**Directives**
**A)** Reproduce the passage on Roberts' theory of poetry word for word, from "As the italicized" to "leaves us there.".
**B)** Summarize the passage on Roberts' theory of poetry in two sentences.

To say that poetry is the metrical expression in words of thought fused in emotion, is of course incomplete; but it has the advantage of defining.  No one can think that anything other than poetry is intended by such a definition; and nothing is excluded that can show a clear claim to admittance [Roberts’ italics].23

In theory, at least, Roberts grants thought a place in poetry; and he makes the significant additional point that thought and emotion must have some connection, and not simply coexist in a poem as separately discussable elements.  Yet later, in the same essay, Roberts deals with poetry exclusively in terms of its affective power.  His remarks show his concern for assessing the quality — or intensity — of the emotion evoked by a poem, but the quality of the thought involved is not discussed.

Nature becomes significant to man when she is passed through the alembic of his heart.  Irrelevant and confusing details having been purged away, what remains is single and vital.  It acts either by interpreting, recalling, suggesting or symbolizing some phase of human feeling.  Out of the fusing heat born of this contact comes the perfect line, luminous, unforgettable, with something of mystery in its beauty that eludes analysis.  Whatever it be that is brought to the alembic. . . ., it comes out charged with a new force, imperishable and active wherever it finds sympathies to vibrate under its currents [my italics].24

As the italicized passages show,  feeling is of central importance; thought is being left to take care of itself.  Given this reluctance on Roberts’ part to take up the question of how poetry affects our intelligence, and his failure to explain how thought becomes fused in emotion, we can conclude that his theory of poetry would not encourage a rigorous attention to the intellectual issues raised by a poem such as “Tantramar Revisited.”   Although we can apprehend the feelings of the speaker, we do not fully understand what motivates those feelings, and Roberts takes us only to the point of wanting to understand and then leaves us there.

**Stored data**
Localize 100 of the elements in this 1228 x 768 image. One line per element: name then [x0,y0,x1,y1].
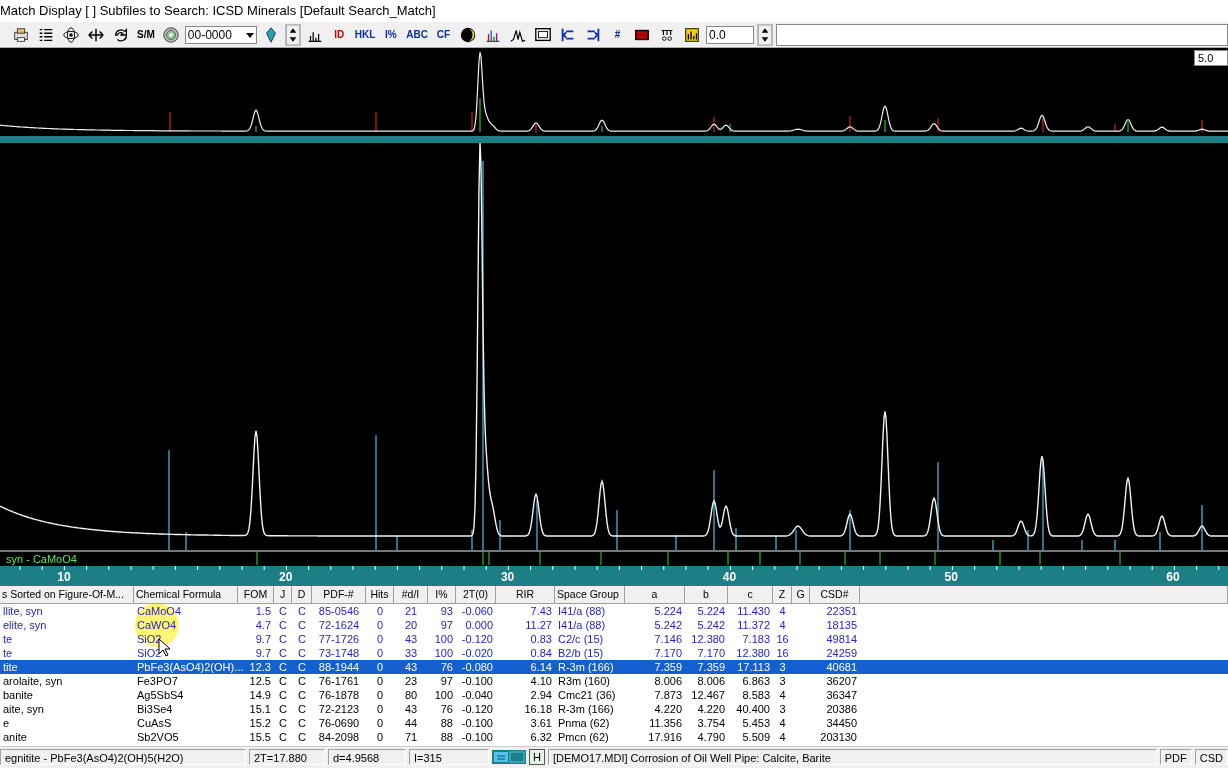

**Results of the exercise**
**A)**
As the italicized passages show,  feeling is of central importance; thought is being left to take care of itself.  Given this reluctance on Roberts’ part to take up the question of how poetry affects our intelligence, and his failure to explain how thought becomes fused in emotion, we can conclude that his theory of poetry would not encourage a rigorous attention to the intellectual issues raised by a poem such as “Tantramar Revisited.”   Although we can apprehend the feelings of the speaker, we do not fully understand what motivates those feelings, and Roberts takes us only to the point of wanting to understand and then leaves us there.

**B)** Roberts defines poetry as the metrical expression in words of thought fused in emotion, granting thought a place and holding that thought and emotion must have some connection. Yet later in the same essay he deals with poetry only in terms of its affective power and never explains how thought becomes fused in emotion, so his theory would not encourage rigorous attention to the intellectual issues raised by a poem such as "Tantramar Revisited."